Write out the listing exactly as it is given.

**RAW DATA**.
● ● ●
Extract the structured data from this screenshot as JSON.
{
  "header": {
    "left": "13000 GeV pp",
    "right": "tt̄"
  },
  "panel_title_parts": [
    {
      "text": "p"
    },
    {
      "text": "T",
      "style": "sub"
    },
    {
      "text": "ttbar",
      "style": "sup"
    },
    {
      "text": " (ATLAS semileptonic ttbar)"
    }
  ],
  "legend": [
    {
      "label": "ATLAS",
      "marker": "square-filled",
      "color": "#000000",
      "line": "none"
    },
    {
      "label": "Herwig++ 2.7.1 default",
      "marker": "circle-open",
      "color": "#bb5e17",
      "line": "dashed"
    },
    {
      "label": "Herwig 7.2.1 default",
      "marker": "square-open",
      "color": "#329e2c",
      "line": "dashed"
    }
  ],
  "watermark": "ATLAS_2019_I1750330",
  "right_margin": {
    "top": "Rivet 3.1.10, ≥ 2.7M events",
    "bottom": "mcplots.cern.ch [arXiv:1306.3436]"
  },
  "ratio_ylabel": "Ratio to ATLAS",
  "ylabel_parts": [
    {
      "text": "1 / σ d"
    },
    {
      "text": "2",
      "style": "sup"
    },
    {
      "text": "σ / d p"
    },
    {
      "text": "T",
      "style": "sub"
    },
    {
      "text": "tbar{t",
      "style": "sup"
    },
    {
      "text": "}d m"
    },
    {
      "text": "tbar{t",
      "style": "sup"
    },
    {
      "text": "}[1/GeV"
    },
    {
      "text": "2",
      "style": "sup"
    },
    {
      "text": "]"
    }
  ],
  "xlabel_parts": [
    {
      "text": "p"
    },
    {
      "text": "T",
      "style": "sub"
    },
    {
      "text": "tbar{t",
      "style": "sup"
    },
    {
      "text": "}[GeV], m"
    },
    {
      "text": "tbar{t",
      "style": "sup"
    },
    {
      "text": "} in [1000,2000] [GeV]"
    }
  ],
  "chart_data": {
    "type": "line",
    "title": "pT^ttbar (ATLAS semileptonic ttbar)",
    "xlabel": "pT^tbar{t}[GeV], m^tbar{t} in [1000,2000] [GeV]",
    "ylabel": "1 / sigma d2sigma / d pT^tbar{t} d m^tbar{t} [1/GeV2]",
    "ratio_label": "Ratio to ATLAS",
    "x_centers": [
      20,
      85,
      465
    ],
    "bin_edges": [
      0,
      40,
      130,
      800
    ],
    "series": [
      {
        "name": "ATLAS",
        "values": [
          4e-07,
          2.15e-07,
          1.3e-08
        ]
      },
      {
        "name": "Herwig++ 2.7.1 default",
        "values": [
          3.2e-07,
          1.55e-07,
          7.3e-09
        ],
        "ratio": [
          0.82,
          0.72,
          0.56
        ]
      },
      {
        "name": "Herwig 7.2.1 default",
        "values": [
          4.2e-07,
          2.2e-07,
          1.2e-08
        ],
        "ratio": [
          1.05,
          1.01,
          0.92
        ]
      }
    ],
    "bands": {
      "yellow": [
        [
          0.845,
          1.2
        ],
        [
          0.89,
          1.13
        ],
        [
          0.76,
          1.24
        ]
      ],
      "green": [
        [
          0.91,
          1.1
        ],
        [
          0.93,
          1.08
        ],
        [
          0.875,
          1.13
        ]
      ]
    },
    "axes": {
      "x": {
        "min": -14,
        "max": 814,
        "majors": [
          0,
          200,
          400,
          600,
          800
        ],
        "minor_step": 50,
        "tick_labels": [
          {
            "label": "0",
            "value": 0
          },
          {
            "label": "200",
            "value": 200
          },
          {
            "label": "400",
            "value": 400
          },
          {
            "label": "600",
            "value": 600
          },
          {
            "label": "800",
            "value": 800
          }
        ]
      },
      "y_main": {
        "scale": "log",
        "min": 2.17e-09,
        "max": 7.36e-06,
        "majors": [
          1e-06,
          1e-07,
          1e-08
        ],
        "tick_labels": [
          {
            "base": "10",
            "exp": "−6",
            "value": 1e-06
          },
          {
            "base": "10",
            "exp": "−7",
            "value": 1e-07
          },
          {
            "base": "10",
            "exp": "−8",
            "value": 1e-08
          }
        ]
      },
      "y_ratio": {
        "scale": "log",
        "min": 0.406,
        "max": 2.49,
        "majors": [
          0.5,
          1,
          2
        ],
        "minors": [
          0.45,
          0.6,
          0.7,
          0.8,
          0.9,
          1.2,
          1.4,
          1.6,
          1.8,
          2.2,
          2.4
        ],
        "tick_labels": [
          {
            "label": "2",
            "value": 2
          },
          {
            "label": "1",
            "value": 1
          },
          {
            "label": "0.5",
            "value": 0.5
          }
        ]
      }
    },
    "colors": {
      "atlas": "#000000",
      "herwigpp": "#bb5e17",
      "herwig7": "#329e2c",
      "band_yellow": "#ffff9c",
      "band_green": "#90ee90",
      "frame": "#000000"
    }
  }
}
● ● ●
**ANSWER TO THIS TASK**.
Extract the structured data from this screenshot as JSON.
{
  "header": {
    "left": "13000 GeV pp",
    "right": "tt̄"
  },
  "panel_title_parts": [
    {
      "text": "p"
    },
    {
      "text": "T",
      "style": "sub"
    },
    {
      "text": "ttbar",
      "style": "sup"
    },
    {
      "text": " (ATLAS semileptonic ttbar)"
    }
  ],
  "legend": [
    {
      "label": "ATLAS",
      "marker": "square-filled",
      "color": "#000000",
      "line": "none"
    },
    {
      "label": "Herwig++ 2.7.1 default",
      "marker": "circle-open",
      "color": "#bb5e17",
      "line": "dashed"
    },
    {
      "label": "Herwig 7.2.1 default",
      "marker": "square-open",
      "color": "#329e2c",
      "line": "dashed"
    }
  ],
  "watermark": "ATLAS_2019_I1750330",
  "right_margin": {
    "top": "Rivet 3.1.10, ≥ 2.7M events",
    "bottom": "mcplots.cern.ch [arXiv:1306.3436]"
  },
  "ratio_ylabel": "Ratio to ATLAS",
  "ylabel_parts": [
    {
      "text": "1 / σ d"
    },
    {
      "text": "2",
      "style": "sup"
    },
    {
      "text": "σ / d p"
    },
    {
      "text": "T",
      "style": "sub"
    },
    {
      "text": "tbar{t",
      "style": "sup"
    },
    {
      "text": "}d m"
    },
    {
      "text": "tbar{t",
      "style": "sup"
    },
    {
      "text": "}[1/GeV"
    },
    {
      "text": "2",
      "style": "sup"
    },
    {
      "text": "]"
    }
  ],
  "xlabel_parts": [
    {
      "text": "p"
    },
    {
      "text": "T",
      "style": "sub"
    },
    {
      "text": "tbar{t",
      "style": "sup"
    },
    {
      "text": "}[GeV], m"
    },
    {
      "text": "tbar{t",
      "style": "sup"
    },
    {
      "text": "} in [1000,2000] [GeV]"
    }
  ],
  "chart_data": {
    "type": "line",
    "title": "pT^ttbar (ATLAS semileptonic ttbar)",
    "xlabel": "pT^tbar{t}[GeV], m^tbar{t} in [1000,2000] [GeV]",
    "ylabel": "1 / sigma d2sigma / d pT^tbar{t} d m^tbar{t} [1/GeV2]",
    "ratio_label": "Ratio to ATLAS",
    "x_centers": [
      20,
      85,
      465
    ],
    "bin_edges": [
      0,
      40,
      130,
      800
    ],
    "series": [
      {
        "name": "ATLAS",
        "values": [
          4e-07,
          2.15e-07,
          1.3e-08
        ]
      },
      {
        "name": "Herwig++ 2.7.1 default",
        "values": [
          3.2e-07,
          1.55e-07,
          7.3e-09
        ],
        "ratio": [
          0.82,
          0.72,
          0.56
        ]
      },
      {
        "name": "Herwig 7.2.1 default",
        "values": [
          4.2e-07,
          2.2e-07,
          1.2e-08
        ],
        "ratio": [
          1.05,
          1.01,
          0.92
        ]
      }
    ],
    "bands": {
      "yellow": [
        [
          0.845,
          1.2
        ],
        [
          0.89,
          1.13
        ],
        [
          0.76,
          1.24
        ]
      ],
      "green": [
        [
          0.91,
          1.1
        ],
        [
          0.93,
          1.08
        ],
        [
          0.875,
          1.13
        ]
      ]
    },
    "axes": {
      "x": {
        "min": -14,
        "max": 814,
        "majors": [
          0,
          200,
          400,
          600,
          800
        ],
        "minor_step": 50,
        "tick_labels": [
          {
            "label": "0",
            "value": 0
          },
          {
            "label": "200",
            "value": 200
          },
          {
            "label": "400",
            "value": 400
          },
          {
            "label": "600",
            "value": 600
          },
          {
            "label": "800",
            "value": 800
          }
        ]
      },
      "y_main": {
        "scale": "log",
        "min": 2.17e-09,
        "max": 7.36e-06,
        "majors": [
          1e-06,
          1e-07,
          1e-08
        ],
        "tick_labels": [
          {
            "base": "10",
            "exp": "−6",
            "value": 1e-06
          },
          {
            "base": "10",
            "exp": "−7",
            "value": 1e-07
          },
          {
            "base": "10",
            "exp": "−8",
            "value": 1e-08
          }
        ]
      },
      "y_ratio": {
        "scale": "log",
        "min": 0.406,
        "max": 2.49,
        "majors": [
          0.5,
          1,
          2
        ],
        "minors": [
          0.45,
          0.6,
          0.7,
          0.8,
          0.9,
          1.2,
          1.4,
          1.6,
          1.8,
          2.2,
          2.4
        ],
        "tick_labels": [
          {
            "label": "2",
            "value": 2
          },
          {
            "label": "1",
            "value": 1
          },
          {
            "label": "0.5",
            "value": 0.5
          }
        ]
      }
    },
    "colors": {
      "atlas": "#000000",
      "herwigpp": "#bb5e17",
      "herwig7": "#329e2c",
      "band_yellow": "#ffff9c",
      "band_green": "#90ee90",
      "frame": "#000000"
    }
  }
}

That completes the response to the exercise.